* Begin *

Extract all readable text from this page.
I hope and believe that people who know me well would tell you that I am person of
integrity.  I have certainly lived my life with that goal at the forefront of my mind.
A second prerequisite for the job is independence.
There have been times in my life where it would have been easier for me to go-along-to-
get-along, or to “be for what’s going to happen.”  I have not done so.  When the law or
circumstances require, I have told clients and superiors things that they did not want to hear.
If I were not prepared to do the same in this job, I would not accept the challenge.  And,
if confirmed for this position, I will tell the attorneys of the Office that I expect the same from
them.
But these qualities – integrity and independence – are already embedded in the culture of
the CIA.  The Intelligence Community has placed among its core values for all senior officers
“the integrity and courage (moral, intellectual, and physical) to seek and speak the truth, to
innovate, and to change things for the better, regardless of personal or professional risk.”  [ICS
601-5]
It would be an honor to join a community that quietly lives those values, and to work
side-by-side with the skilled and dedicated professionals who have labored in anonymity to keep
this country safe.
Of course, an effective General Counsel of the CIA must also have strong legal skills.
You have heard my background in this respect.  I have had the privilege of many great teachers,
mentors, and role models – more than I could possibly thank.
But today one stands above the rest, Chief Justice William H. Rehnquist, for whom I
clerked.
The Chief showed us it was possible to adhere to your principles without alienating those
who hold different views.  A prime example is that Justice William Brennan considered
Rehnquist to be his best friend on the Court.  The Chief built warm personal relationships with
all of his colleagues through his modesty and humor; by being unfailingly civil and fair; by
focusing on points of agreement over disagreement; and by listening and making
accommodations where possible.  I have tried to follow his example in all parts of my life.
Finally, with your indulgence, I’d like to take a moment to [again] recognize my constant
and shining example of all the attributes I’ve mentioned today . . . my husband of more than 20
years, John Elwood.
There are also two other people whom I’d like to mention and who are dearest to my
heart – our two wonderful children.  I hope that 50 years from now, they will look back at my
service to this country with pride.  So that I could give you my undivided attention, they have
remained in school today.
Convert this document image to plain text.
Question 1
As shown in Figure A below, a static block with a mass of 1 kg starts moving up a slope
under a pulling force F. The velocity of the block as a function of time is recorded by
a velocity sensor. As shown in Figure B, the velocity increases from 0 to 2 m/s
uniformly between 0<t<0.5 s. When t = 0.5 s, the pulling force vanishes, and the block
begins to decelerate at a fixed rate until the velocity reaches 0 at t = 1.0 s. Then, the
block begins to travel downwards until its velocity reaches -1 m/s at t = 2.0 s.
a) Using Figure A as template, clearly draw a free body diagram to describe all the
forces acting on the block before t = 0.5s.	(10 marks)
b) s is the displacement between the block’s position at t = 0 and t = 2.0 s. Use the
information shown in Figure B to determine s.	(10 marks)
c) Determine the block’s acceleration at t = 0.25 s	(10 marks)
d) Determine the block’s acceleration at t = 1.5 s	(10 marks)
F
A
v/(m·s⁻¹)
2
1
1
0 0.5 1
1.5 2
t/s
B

* End *

Exercise: Repeat all the entries exactly as given.

Exercise response:
Extract all readable text from this page.
I hope and believe that people who know me well would tell you that I am person of
integrity.  I have certainly lived my life with that goal at the forefront of my mind.
A second prerequisite for the job is independence.
There have been times in my life where it would have been easier for me to go-along-to-
get-along, or to “be for what’s going to happen.”  I have not done so.  When the law or
circumstances require, I have told clients and superiors things that they did not want to hear.
If I were not prepared to do the same in this job, I would not accept the challenge.  And,
if confirmed for this position, I will tell the attorneys of the Office that I expect the same from
them.
But these qualities – integrity and independence – are already embedded in the culture of
the CIA.  The Intelligence Community has placed among its core values for all senior officers
“the integrity and courage (moral, intellectual, and physical) to seek and speak the truth, to
innovate, and to change things for the better, regardless of personal or professional risk.”  [ICS
601-5]
It would be an honor to join a community that quietly lives those values, and to work
side-by-side with the skilled and dedicated professionals who have labored in anonymity to keep
this country safe.
Of course, an effective General Counsel of the CIA must also have strong legal skills.
You have heard my background in this respect.  I have had the privilege of many great teachers,
mentors, and role models – more than I could possibly thank.
But today one stands above the rest, Chief Justice William H. Rehnquist, for whom I
clerked.
The Chief showed us it was possible to adhere to your principles without alienating those
who hold different views.  A prime example is that Justice William Brennan considered
Rehnquist to be his best friend on the Court.  The Chief built warm personal relationships with
all of his colleagues through his modesty and humor; by being unfailingly civil and fair; by
focusing on points of agreement over disagreement; and by listening and making
accommodations where possible.  I have tried to follow his example in all parts of my life.
Finally, with your indulgence, I’d like to take a moment to [again] recognize my constant
and shining example of all the attributes I’ve mentioned today . . . my husband of more than 20
years, John Elwood.
There are also two other people whom I’d like to mention and who are dearest to my
heart – our two wonderful children.  I hope that 50 years from now, they will look back at my
service to this country with pride.  So that I could give you my undivided attention, they have
remained in school today.
Convert this document image to plain text.
Question 1
As shown in Figure A below, a static block with a mass of 1 kg starts moving up a slope
under a pulling force F. The velocity of the block as a function of time is recorded by
a velocity sensor. As shown in Figure B, the velocity increases from 0 to 2 m/s
uniformly between 0<t<0.5 s. When t = 0.5 s, the pulling force vanishes, and the block
begins to decelerate at a fixed rate until the velocity reaches 0 at t = 1.0 s. Then, the
block begins to travel downwards until its velocity reaches -1 m/s at t = 2.0 s.
a) Using Figure A as template, clearly draw a free body diagram to describe all the
forces acting on the block before t = 0.5s.	(10 marks)
b) s is the displacement between the block’s position at t = 0 and t = 2.0 s. Use the
information shown in Figure B to determine s.	(10 marks)
c) Determine the block’s acceleration at t = 0.25 s	(10 marks)
d) Determine the block’s acceleration at t = 1.5 s	(10 marks)
F
A
v/(m·s⁻¹)
2
1
1
0 0.5 1
1.5 2
t/s
B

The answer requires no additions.